▶ **Aim of the exercise**: Check each line of the listing below for the string "index", and copy the ones that have it.

▶ **Extracted information**:

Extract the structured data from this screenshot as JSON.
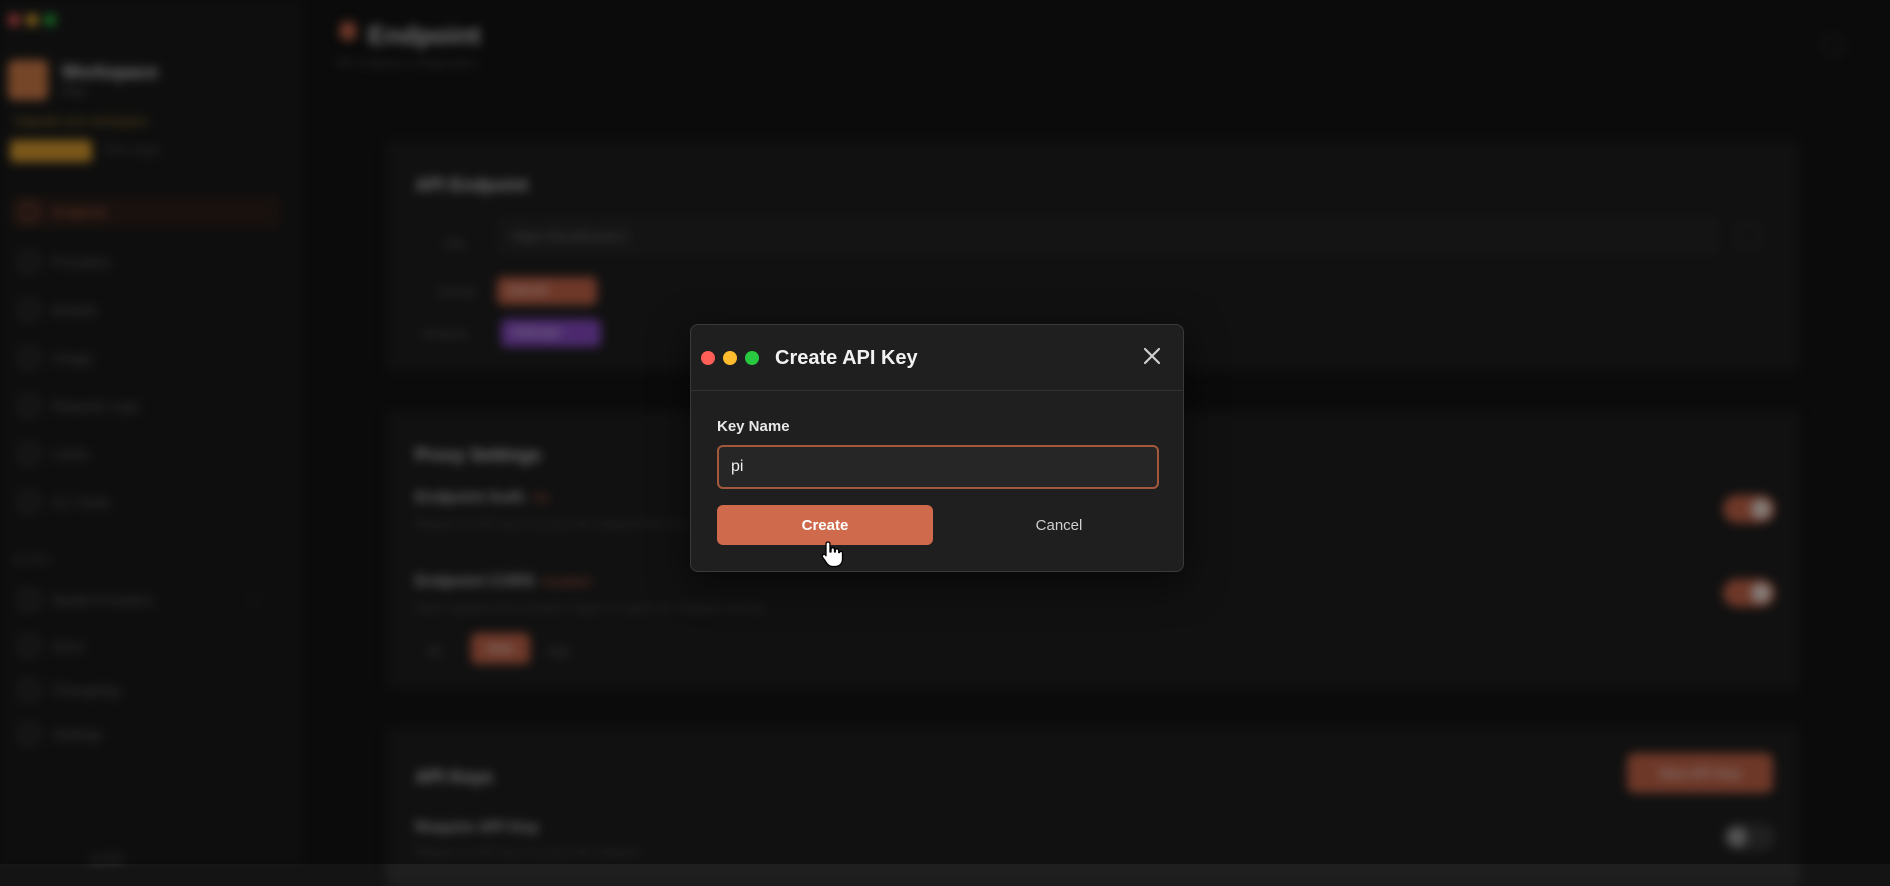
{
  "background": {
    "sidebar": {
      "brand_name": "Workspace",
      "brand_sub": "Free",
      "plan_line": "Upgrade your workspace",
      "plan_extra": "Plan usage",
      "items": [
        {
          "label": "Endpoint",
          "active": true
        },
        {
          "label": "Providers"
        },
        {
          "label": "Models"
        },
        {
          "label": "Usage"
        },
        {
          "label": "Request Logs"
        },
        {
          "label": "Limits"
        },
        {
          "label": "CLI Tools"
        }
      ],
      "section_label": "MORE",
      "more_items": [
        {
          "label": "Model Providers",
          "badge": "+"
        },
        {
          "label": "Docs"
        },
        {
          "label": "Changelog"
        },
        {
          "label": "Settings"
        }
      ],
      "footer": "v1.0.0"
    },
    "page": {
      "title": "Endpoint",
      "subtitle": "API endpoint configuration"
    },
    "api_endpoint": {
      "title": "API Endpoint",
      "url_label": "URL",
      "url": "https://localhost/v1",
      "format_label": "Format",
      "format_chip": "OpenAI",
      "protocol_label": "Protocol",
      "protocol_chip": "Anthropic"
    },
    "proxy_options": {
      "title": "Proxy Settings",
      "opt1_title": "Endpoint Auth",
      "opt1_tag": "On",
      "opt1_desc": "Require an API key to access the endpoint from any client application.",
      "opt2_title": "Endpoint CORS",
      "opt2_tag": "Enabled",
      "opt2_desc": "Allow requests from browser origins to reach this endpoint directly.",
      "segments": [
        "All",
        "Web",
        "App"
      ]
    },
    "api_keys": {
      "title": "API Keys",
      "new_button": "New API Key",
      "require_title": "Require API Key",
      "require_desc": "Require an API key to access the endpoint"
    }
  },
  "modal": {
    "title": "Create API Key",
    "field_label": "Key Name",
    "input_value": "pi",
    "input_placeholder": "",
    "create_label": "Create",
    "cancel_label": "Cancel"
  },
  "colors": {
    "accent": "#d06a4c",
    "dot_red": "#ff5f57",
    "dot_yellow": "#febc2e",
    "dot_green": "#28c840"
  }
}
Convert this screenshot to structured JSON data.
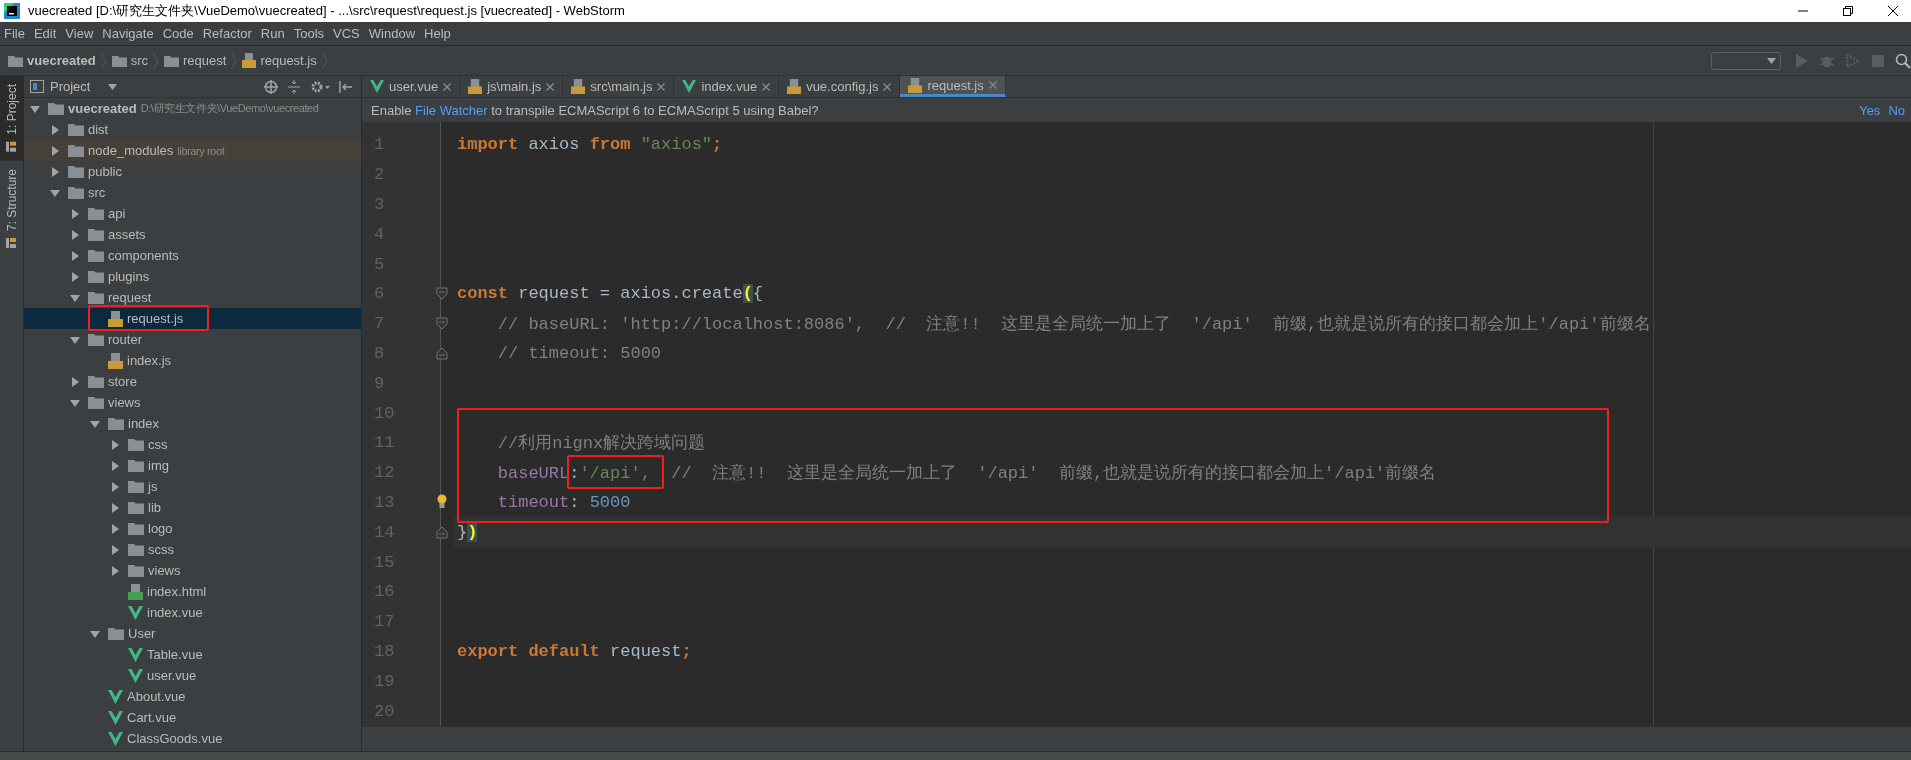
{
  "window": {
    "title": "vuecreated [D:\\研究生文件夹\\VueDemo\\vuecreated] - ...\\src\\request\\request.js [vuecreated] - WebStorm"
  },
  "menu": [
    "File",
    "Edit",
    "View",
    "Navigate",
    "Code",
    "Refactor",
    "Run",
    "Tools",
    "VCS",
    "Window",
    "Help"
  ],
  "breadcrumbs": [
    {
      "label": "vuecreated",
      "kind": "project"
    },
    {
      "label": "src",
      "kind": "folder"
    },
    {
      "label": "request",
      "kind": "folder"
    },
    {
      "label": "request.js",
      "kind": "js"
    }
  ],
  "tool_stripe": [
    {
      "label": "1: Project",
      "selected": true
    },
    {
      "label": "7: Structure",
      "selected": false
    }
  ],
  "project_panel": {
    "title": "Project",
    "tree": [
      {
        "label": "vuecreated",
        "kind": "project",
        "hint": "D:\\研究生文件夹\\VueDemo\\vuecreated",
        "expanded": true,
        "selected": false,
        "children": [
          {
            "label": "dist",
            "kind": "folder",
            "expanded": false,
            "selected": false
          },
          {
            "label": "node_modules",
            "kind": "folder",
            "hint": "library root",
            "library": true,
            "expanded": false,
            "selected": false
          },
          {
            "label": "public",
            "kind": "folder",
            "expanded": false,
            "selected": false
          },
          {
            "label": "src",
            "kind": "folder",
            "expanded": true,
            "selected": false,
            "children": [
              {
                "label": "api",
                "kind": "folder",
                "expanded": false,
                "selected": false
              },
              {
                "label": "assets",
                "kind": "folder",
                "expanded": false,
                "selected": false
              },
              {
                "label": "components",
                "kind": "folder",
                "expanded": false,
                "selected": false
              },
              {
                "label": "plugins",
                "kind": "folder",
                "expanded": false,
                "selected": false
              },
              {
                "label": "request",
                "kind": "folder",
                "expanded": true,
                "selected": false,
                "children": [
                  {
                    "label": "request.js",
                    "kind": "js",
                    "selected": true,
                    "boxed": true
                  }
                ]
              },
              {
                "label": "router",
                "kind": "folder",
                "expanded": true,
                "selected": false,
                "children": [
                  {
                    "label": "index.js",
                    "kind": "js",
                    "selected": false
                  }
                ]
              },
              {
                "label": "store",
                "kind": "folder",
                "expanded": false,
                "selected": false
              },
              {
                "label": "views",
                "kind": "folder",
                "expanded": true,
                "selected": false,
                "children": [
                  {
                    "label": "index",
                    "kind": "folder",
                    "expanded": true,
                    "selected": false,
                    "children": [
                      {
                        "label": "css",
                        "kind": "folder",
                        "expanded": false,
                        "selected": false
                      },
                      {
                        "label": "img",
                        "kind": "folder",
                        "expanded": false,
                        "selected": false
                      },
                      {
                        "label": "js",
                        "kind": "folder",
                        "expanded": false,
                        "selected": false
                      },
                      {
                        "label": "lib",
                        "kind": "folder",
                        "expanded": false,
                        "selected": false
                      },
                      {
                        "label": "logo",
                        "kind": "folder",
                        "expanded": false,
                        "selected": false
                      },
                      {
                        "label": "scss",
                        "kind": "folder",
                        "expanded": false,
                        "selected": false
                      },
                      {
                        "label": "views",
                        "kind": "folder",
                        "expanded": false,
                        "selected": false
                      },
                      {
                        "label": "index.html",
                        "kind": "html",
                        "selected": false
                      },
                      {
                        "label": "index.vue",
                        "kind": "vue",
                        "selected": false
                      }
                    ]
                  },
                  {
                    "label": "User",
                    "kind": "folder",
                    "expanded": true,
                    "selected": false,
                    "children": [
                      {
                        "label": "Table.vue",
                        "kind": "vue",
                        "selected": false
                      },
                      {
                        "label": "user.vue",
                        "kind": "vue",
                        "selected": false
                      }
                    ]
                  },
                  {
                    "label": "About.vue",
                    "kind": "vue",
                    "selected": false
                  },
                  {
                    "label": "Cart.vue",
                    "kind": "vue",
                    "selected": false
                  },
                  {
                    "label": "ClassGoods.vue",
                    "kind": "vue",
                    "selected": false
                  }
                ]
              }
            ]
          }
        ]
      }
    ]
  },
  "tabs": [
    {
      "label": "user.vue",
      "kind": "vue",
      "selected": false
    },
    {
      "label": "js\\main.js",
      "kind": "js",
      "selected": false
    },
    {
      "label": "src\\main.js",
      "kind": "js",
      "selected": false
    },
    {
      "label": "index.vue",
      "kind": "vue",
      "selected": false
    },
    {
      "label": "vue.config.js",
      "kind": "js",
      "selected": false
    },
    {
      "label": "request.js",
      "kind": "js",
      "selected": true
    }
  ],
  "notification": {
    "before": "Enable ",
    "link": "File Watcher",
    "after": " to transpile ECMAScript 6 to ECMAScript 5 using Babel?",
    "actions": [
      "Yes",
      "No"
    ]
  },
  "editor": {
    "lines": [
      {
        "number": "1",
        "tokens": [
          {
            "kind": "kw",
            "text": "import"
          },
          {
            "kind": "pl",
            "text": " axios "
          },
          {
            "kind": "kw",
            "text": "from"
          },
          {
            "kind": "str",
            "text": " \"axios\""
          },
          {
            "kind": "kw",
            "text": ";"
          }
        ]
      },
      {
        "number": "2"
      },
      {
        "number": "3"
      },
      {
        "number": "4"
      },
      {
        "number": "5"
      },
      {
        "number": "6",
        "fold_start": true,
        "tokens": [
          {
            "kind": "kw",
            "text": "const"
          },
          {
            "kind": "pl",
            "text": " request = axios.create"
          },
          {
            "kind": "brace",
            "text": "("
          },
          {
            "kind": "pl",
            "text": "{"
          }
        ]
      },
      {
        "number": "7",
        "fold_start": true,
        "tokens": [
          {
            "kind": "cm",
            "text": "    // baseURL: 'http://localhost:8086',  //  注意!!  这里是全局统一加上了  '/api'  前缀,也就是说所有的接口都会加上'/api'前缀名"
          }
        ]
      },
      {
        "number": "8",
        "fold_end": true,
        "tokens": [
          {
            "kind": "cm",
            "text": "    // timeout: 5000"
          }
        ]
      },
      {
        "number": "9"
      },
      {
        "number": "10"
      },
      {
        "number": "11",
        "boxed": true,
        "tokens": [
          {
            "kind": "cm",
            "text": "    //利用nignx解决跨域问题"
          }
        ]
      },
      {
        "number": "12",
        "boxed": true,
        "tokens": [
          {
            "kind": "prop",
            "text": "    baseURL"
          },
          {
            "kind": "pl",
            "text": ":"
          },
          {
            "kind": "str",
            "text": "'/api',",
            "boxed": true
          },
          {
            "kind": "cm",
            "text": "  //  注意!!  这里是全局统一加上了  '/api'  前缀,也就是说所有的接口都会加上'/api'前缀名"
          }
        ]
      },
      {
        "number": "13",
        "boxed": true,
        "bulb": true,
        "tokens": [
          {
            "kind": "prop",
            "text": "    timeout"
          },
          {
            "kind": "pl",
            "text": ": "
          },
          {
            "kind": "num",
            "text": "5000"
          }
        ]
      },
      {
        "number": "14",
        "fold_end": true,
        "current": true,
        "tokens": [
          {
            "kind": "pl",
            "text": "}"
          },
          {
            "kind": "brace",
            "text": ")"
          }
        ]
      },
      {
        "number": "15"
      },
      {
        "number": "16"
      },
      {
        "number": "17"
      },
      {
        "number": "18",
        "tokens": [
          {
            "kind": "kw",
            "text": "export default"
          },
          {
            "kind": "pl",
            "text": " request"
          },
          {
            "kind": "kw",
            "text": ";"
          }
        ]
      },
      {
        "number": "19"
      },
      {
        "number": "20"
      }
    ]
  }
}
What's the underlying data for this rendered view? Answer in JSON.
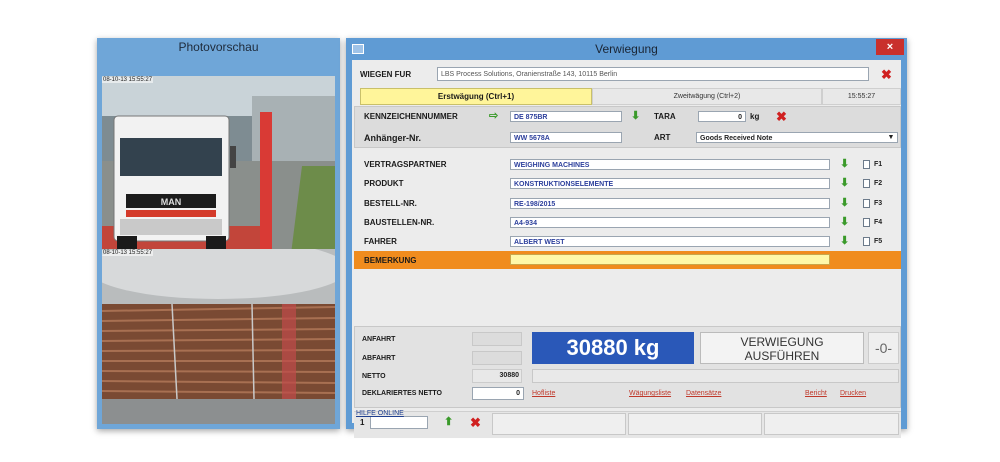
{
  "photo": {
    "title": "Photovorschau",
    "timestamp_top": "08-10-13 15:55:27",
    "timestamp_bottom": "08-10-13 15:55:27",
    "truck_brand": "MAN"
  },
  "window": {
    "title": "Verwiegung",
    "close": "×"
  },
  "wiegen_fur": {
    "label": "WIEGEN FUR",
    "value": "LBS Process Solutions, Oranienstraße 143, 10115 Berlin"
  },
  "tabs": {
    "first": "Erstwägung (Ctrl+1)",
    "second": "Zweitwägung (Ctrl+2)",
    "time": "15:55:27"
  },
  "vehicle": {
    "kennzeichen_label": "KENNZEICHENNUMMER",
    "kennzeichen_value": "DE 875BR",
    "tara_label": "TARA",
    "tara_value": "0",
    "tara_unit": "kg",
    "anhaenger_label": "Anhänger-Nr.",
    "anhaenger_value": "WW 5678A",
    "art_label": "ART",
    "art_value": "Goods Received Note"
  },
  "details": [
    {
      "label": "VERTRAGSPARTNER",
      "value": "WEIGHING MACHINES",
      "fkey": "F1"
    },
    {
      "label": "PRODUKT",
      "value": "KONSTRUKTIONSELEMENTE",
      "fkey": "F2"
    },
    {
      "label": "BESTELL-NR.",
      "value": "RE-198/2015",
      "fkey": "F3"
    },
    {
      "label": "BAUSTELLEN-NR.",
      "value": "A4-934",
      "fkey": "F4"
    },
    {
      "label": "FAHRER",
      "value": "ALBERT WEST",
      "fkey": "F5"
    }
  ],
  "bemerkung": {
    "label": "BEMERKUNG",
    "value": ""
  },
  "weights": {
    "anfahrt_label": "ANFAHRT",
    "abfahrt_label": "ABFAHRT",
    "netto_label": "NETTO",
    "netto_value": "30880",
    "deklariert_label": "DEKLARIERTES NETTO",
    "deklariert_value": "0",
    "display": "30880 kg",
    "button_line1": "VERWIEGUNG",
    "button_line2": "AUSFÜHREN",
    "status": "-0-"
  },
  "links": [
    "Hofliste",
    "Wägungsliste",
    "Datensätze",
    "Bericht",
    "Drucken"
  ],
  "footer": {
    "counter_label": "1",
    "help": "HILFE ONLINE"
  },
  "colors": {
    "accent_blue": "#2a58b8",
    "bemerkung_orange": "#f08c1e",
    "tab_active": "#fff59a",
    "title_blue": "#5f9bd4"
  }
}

▶ **Result for this task**:
                    "label": "index.js",
                    "label": "index",
                        "label": "index.html",
                        "label": "index.vue",
      "label": "index.vue",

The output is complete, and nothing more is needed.